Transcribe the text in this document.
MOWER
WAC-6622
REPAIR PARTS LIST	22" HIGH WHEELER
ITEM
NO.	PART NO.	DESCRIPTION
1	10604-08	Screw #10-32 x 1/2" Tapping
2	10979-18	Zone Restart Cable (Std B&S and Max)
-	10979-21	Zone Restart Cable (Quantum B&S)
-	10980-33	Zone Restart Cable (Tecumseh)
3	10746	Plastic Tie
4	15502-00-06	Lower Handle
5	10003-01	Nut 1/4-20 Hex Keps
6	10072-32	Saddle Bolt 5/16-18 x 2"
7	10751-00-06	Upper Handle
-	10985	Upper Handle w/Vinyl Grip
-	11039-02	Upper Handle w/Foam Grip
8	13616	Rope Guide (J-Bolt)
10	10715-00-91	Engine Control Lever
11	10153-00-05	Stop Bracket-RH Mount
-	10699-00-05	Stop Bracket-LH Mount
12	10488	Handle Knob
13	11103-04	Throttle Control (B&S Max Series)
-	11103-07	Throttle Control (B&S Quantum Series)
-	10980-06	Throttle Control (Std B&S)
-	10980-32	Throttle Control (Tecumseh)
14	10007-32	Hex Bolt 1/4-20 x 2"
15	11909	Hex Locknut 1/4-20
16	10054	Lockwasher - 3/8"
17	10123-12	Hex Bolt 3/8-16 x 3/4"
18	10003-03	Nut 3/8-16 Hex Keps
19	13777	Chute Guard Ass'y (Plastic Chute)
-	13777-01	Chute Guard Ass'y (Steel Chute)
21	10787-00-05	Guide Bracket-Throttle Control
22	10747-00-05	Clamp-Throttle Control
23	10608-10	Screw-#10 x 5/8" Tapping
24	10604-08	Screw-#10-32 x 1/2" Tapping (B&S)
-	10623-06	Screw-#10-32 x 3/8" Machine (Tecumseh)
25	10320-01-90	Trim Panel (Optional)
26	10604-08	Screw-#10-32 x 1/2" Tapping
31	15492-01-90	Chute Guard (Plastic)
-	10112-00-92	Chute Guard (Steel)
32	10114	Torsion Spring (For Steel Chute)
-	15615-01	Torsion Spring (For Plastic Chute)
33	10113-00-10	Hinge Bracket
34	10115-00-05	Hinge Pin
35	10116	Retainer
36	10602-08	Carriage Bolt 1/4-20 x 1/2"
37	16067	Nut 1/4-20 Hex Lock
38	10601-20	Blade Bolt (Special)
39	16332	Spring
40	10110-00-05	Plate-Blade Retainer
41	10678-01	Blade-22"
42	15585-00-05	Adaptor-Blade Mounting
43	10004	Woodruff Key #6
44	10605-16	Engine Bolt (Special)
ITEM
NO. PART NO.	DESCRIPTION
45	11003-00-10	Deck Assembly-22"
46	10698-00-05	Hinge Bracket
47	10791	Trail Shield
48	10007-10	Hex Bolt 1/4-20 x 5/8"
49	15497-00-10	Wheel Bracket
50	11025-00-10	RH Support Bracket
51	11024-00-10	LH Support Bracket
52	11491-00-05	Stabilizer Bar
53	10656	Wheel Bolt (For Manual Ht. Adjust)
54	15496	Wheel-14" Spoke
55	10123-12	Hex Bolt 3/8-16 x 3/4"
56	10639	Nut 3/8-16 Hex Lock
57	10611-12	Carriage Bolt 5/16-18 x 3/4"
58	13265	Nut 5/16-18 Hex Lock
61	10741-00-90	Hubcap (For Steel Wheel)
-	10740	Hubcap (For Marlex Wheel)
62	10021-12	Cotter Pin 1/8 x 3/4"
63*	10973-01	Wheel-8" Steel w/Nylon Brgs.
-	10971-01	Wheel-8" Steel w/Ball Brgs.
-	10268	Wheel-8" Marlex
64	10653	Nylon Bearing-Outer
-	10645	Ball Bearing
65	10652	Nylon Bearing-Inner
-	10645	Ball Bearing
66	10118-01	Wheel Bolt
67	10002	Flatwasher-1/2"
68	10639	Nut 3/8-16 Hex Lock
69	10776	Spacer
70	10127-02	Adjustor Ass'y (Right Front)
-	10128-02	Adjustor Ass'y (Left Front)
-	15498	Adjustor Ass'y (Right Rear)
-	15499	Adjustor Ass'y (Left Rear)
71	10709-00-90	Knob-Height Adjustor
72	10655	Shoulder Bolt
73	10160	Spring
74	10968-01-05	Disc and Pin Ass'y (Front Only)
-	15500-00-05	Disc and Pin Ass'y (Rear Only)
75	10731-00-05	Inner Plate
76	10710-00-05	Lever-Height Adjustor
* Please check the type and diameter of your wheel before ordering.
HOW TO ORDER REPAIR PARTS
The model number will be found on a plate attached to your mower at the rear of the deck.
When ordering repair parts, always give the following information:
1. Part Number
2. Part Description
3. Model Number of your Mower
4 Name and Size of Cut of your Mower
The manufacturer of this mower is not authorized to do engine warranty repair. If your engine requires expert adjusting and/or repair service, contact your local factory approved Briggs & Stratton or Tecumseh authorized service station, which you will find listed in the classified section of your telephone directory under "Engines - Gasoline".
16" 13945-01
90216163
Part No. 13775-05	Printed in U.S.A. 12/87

+===+

* **Task brief**
Copy down the whole of the data above, matching it exactly.

* **Problem solution**
Transcribe the text in this document.
MOWER
WAC-6622
REPAIR PARTS LIST	22" HIGH WHEELER
ITEM
NO.	PART NO.	DESCRIPTION
1	10604-08	Screw #10-32 x 1/2" Tapping
2	10979-18	Zone Restart Cable (Std B&S and Max)
-	10979-21	Zone Restart Cable (Quantum B&S)
-	10980-33	Zone Restart Cable (Tecumseh)
3	10746	Plastic Tie
4	15502-00-06	Lower Handle
5	10003-01	Nut 1/4-20 Hex Keps
6	10072-32	Saddle Bolt 5/16-18 x 2"
7	10751-00-06	Upper Handle
-	10985	Upper Handle w/Vinyl Grip
-	11039-02	Upper Handle w/Foam Grip
8	13616	Rope Guide (J-Bolt)
10	10715-00-91	Engine Control Lever
11	10153-00-05	Stop Bracket-RH Mount
-	10699-00-05	Stop Bracket-LH Mount
12	10488	Handle Knob
13	11103-04	Throttle Control (B&S Max Series)
-	11103-07	Throttle Control (B&S Quantum Series)
-	10980-06	Throttle Control (Std B&S)
-	10980-32	Throttle Control (Tecumseh)
14	10007-32	Hex Bolt 1/4-20 x 2"
15	11909	Hex Locknut 1/4-20
16	10054	Lockwasher - 3/8"
17	10123-12	Hex Bolt 3/8-16 x 3/4"
18	10003-03	Nut 3/8-16 Hex Keps
19	13777	Chute Guard Ass'y (Plastic Chute)
-	13777-01	Chute Guard Ass'y (Steel Chute)
21	10787-00-05	Guide Bracket-Throttle Control
22	10747-00-05	Clamp-Throttle Control
23	10608-10	Screw-#10 x 5/8" Tapping
24	10604-08	Screw-#10-32 x 1/2" Tapping (B&S)
-	10623-06	Screw-#10-32 x 3/8" Machine (Tecumseh)
25	10320-01-90	Trim Panel (Optional)
26	10604-08	Screw-#10-32 x 1/2" Tapping
31	15492-01-90	Chute Guard (Plastic)
-	10112-00-92	Chute Guard (Steel)
32	10114	Torsion Spring (For Steel Chute)
-	15615-01	Torsion Spring (For Plastic Chute)
33	10113-00-10	Hinge Bracket
34	10115-00-05	Hinge Pin
35	10116	Retainer
36	10602-08	Carriage Bolt 1/4-20 x 1/2"
37	16067	Nut 1/4-20 Hex Lock
38	10601-20	Blade Bolt (Special)
39	16332	Spring
40	10110-00-05	Plate-Blade Retainer
41	10678-01	Blade-22"
42	15585-00-05	Adaptor-Blade Mounting
43	10004	Woodruff Key #6
44	10605-16	Engine Bolt (Special)
ITEM
NO. PART NO.	DESCRIPTION
45	11003-00-10	Deck Assembly-22"
46	10698-00-05	Hinge Bracket
47	10791	Trail Shield
48	10007-10	Hex Bolt 1/4-20 x 5/8"
49	15497-00-10	Wheel Bracket
50	11025-00-10	RH Support Bracket
51	11024-00-10	LH Support Bracket
52	11491-00-05	Stabilizer Bar
53	10656	Wheel Bolt (For Manual Ht. Adjust)
54	15496	Wheel-14" Spoke
55	10123-12	Hex Bolt 3/8-16 x 3/4"
56	10639	Nut 3/8-16 Hex Lock
57	10611-12	Carriage Bolt 5/16-18 x 3/4"
58	13265	Nut 5/16-18 Hex Lock
61	10741-00-90	Hubcap (For Steel Wheel)
-	10740	Hubcap (For Marlex Wheel)
62	10021-12	Cotter Pin 1/8 x 3/4"
63*	10973-01	Wheel-8" Steel w/Nylon Brgs.
-	10971-01	Wheel-8" Steel w/Ball Brgs.
-	10268	Wheel-8" Marlex
64	10653	Nylon Bearing-Outer
-	10645	Ball Bearing
65	10652	Nylon Bearing-Inner
-	10645	Ball Bearing
66	10118-01	Wheel Bolt
67	10002	Flatwasher-1/2"
68	10639	Nut 3/8-16 Hex Lock
69	10776	Spacer
70	10127-02	Adjustor Ass'y (Right Front)
-	10128-02	Adjustor Ass'y (Left Front)
-	15498	Adjustor Ass'y (Right Rear)
-	15499	Adjustor Ass'y (Left Rear)
71	10709-00-90	Knob-Height Adjustor
72	10655	Shoulder Bolt
73	10160	Spring
74	10968-01-05	Disc and Pin Ass'y (Front Only)
-	15500-00-05	Disc and Pin Ass'y (Rear Only)
75	10731-00-05	Inner Plate
76	10710-00-05	Lever-Height Adjustor
* Please check the type and diameter of your wheel before ordering.
HOW TO ORDER REPAIR PARTS
The model number will be found on a plate attached to your mower at the rear of the deck.
When ordering repair parts, always give the following information:
1. Part Number
2. Part Description
3. Model Number of your Mower
4 Name and Size of Cut of your Mower
The manufacturer of this mower is not authorized to do engine warranty repair. If your engine requires expert adjusting and/or repair service, contact your local factory approved Briggs & Stratton or Tecumseh authorized service station, which you will find listed in the classified section of your telephone directory under "Engines - Gasoline".
16" 13945-01
90216163
Part No. 13775-05	Printed in U.S.A. 12/87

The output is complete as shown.